= DATA FOR PROCESSING =
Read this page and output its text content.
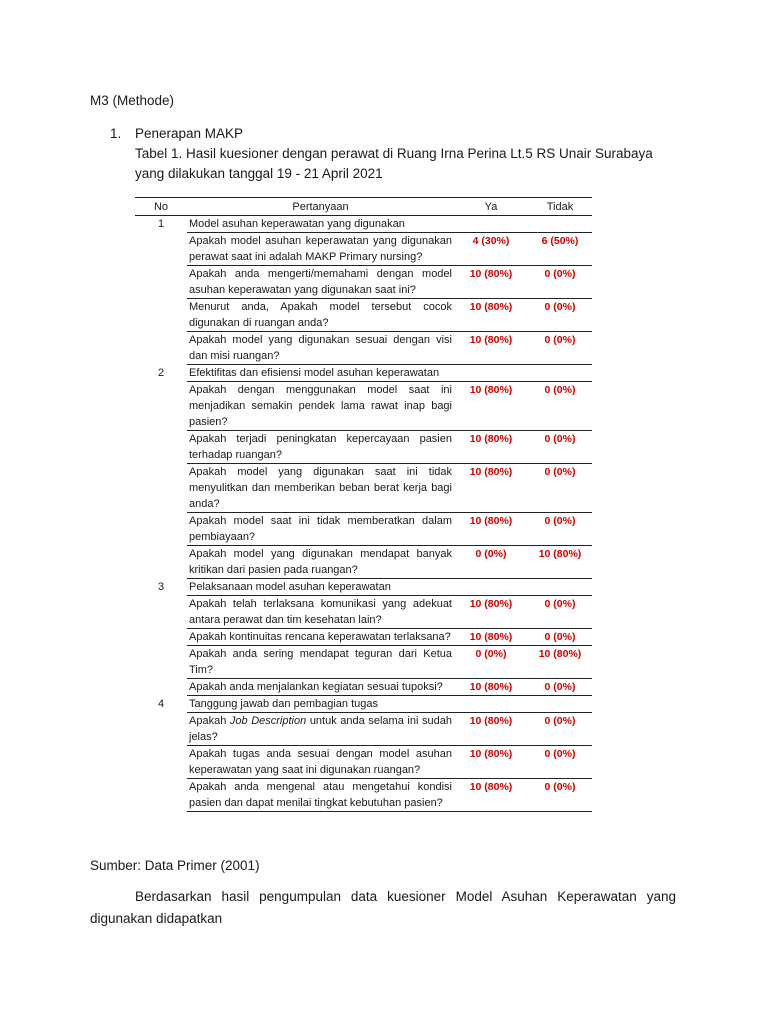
M3 (Methode)
1. Penerapan MAKP
Tabel 1. Hasil kuesioner dengan perawat di Ruang Irna Perina Lt.5 RS Unair Surabaya yang dilakukan tanggal 19 - 21 April 2021
No	Pertanyaan	Ya	Tidak
1	Model asuhan keperawatan yang digunakan		
	Apakah model asuhan keperawatan yang digunakan perawat saat ini adalah MAKP Primary nursing?	4 (30%)	6 (50%)
	Apakah anda mengerti/memahami dengan model asuhan keperawatan yang digunakan saat ini?	10 (80%)	0 (0%)
	Menurut anda, Apakah model tersebut cocok digunakan di ruangan anda?	10 (80%)	0 (0%)
	Apakah model yang digunakan sesuai dengan visi dan misi ruangan?	10 (80%)	0 (0%)
2	Efektifitas dan efisiensi model asuhan keperawatan		
	Apakah dengan menggunakan model saat ini menjadikan semakin pendek lama rawat inap bagi pasien?	10 (80%)	0 (0%)
	Apakah terjadi peningkatan kepercayaan pasien terhadap ruangan?	10 (80%)	0 (0%)
	Apakah model yang digunakan saat ini tidak menyulitkan dan memberikan beban berat kerja bagi anda?	10 (80%)	0 (0%)
	Apakah model saat ini tidak memberatkan dalam pembiayaan?	10 (80%)	0 (0%)
	Apakah model yang digunakan mendapat banyak kritikan dari pasien pada ruangan?	0 (0%)	10 (80%)
3	Pelaksanaan model asuhan keperawatan		
	Apakah telah terlaksana komunikasi yang adekuat antara perawat dan tim kesehatan lain?	10 (80%)	0 (0%)
	Apakah kontinuitas rencana keperawatan terlaksana?	10 (80%)	0 (0%)
	Apakah anda sering mendapat teguran dari Ketua Tim?	0 (0%)	10 (80%)
	Apakah anda menjalankan kegiatan sesuai tupoksi?	10 (80%)	0 (0%)
4	Tanggung jawab dan pembagian tugas		
	Apakah Job Description untuk anda selama ini sudah jelas?	10 (80%)	0 (0%)
	Apakah tugas anda sesuai dengan model asuhan keperawatan yang saat ini digunakan ruangan?	10 (80%)	0 (0%)
	Apakah anda mengenal atau mengetahui kondisi pasien dan dapat menilai tingkat kebutuhan pasien?	10 (80%)	0 (0%)
Sumber: Data Primer (2001)
Berdasarkan hasil pengumpulan data kuesioner Model Asuhan Keperawatan yang digunakan didapatkan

= PROBLEM STATEMENT =
Determine how many lines of the material include the string "terlaksana". Output only that count.

= SOLUTION TO THIS TASK =
2